[Data extracted from a collection]

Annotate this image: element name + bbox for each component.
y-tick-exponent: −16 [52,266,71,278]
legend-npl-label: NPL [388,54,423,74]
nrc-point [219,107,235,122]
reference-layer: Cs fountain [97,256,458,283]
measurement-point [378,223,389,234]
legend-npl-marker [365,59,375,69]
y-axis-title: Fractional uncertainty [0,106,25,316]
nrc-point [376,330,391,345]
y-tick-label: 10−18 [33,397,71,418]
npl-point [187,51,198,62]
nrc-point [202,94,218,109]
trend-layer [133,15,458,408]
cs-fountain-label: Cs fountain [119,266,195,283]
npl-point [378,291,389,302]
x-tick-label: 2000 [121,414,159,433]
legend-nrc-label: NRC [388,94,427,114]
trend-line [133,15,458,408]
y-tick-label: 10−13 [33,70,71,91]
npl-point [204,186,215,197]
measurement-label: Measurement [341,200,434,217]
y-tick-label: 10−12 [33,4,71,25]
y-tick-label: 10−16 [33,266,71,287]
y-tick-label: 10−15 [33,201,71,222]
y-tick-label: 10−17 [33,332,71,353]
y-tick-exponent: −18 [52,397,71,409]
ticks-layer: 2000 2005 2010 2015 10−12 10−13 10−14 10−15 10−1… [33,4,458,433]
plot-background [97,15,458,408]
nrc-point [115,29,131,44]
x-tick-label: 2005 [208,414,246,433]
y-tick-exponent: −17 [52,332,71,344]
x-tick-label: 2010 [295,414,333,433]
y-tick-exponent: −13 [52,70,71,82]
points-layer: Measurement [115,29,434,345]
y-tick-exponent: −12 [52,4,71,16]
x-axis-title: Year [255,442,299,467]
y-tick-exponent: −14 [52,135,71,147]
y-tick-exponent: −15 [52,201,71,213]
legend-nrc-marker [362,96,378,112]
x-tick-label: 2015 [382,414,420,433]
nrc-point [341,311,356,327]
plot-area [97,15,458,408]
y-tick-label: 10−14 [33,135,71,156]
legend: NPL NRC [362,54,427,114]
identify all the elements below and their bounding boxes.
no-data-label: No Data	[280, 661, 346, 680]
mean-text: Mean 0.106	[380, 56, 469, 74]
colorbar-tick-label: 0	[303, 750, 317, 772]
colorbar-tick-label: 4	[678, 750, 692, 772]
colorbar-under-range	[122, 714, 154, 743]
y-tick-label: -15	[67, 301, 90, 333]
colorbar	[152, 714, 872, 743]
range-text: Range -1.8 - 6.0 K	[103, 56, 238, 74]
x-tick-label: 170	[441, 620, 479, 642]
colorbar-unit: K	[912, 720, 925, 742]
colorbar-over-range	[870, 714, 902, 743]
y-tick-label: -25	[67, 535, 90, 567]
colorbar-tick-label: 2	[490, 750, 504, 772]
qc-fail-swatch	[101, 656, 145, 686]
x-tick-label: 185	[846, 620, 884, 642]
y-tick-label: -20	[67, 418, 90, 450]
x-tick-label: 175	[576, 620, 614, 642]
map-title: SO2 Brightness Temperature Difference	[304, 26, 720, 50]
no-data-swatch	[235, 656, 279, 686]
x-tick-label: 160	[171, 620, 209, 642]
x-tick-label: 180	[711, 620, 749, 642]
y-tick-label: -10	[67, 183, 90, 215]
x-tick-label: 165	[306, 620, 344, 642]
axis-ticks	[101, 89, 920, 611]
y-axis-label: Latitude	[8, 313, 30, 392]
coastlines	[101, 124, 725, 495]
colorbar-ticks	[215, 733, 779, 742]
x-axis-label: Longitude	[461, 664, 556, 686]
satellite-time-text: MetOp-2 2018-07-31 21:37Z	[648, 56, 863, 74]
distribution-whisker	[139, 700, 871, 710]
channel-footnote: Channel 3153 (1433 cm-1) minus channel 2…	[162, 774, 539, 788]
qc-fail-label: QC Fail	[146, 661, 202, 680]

:: WHAT NEEDS TO BE DONE ::
Reproduce every line of the material above without a single change.

:: ANSWER ::
Annotate this image: element name + bbox for each component.
y-tick-exponent: −16 [52,266,71,278]
legend-npl-label: NPL [388,54,423,74]
nrc-point [219,107,235,122]
reference-layer: Cs fountain [97,256,458,283]
measurement-point [378,223,389,234]
legend-npl-marker [365,59,375,69]
y-axis-title: Fractional uncertainty [0,106,25,316]
nrc-point [376,330,391,345]
y-tick-label: 10−18 [33,397,71,418]
npl-point [187,51,198,62]
nrc-point [202,94,218,109]
trend-layer [133,15,458,408]
cs-fountain-label: Cs fountain [119,266,195,283]
npl-point [378,291,389,302]
x-tick-label: 2000 [121,414,159,433]
legend-nrc-label: NRC [388,94,427,114]
trend-line [133,15,458,408]
y-tick-label: 10−13 [33,70,71,91]
npl-point [204,186,215,197]
measurement-label: Measurement [341,200,434,217]
y-tick-label: 10−12 [33,4,71,25]
y-tick-label: 10−16 [33,266,71,287]
y-tick-label: 10−15 [33,201,71,222]
y-tick-label: 10−17 [33,332,71,353]
y-tick-exponent: −18 [52,397,71,409]
ticks-layer: 2000 2005 2010 2015 10−12 10−13 10−14 10−15 10−1… [33,4,458,433]
plot-background [97,15,458,408]
nrc-point [115,29,131,44]
x-tick-label: 2005 [208,414,246,433]
y-tick-exponent: −17 [52,332,71,344]
x-tick-label: 2010 [295,414,333,433]
y-tick-exponent: −13 [52,70,71,82]
points-layer: Measurement [115,29,434,345]
y-tick-exponent: −12 [52,4,71,16]
x-axis-title: Year [255,442,299,467]
y-tick-exponent: −14 [52,135,71,147]
y-tick-exponent: −15 [52,201,71,213]
legend-nrc-marker [362,96,378,112]
x-tick-label: 2015 [382,414,420,433]
nrc-point [341,311,356,327]
plot-area [97,15,458,408]
y-tick-label: 10−14 [33,135,71,156]
legend: NPL NRC [362,54,427,114]
identify all the elements below and their bounding boxes.
no-data-label: No Data	[280, 661, 346, 680]
mean-text: Mean 0.106	[380, 56, 469, 74]
colorbar-tick-label: 0	[303, 750, 317, 772]
colorbar-tick-label: 4	[678, 750, 692, 772]
colorbar-under-range	[122, 714, 154, 743]
y-tick-label: -15	[67, 301, 90, 333]
colorbar	[152, 714, 872, 743]
range-text: Range -1.8 - 6.0 K	[103, 56, 238, 74]
x-tick-label: 170	[441, 620, 479, 642]
colorbar-unit: K	[912, 720, 925, 742]
colorbar-over-range	[870, 714, 902, 743]
y-tick-label: -25	[67, 535, 90, 567]
colorbar-tick-label: 2	[490, 750, 504, 772]
qc-fail-swatch	[101, 656, 145, 686]
x-tick-label: 185	[846, 620, 884, 642]
y-tick-label: -20	[67, 418, 90, 450]
x-tick-label: 175	[576, 620, 614, 642]
map-title: SO2 Brightness Temperature Difference	[304, 26, 720, 50]
no-data-swatch	[235, 656, 279, 686]
x-tick-label: 160	[171, 620, 209, 642]
x-tick-label: 180	[711, 620, 749, 642]
y-tick-label: -10	[67, 183, 90, 215]
x-tick-label: 165	[306, 620, 344, 642]
axis-ticks	[101, 89, 920, 611]
y-axis-label: Latitude	[8, 313, 30, 392]
coastlines	[101, 124, 725, 495]
colorbar-ticks	[215, 733, 779, 742]
x-axis-label: Longitude	[461, 664, 556, 686]
satellite-time-text: MetOp-2 2018-07-31 21:37Z	[648, 56, 863, 74]
distribution-whisker	[139, 700, 871, 710]
channel-footnote: Channel 3153 (1433 cm-1) minus channel 2…	[162, 774, 539, 788]
qc-fail-label: QC Fail	[146, 661, 202, 680]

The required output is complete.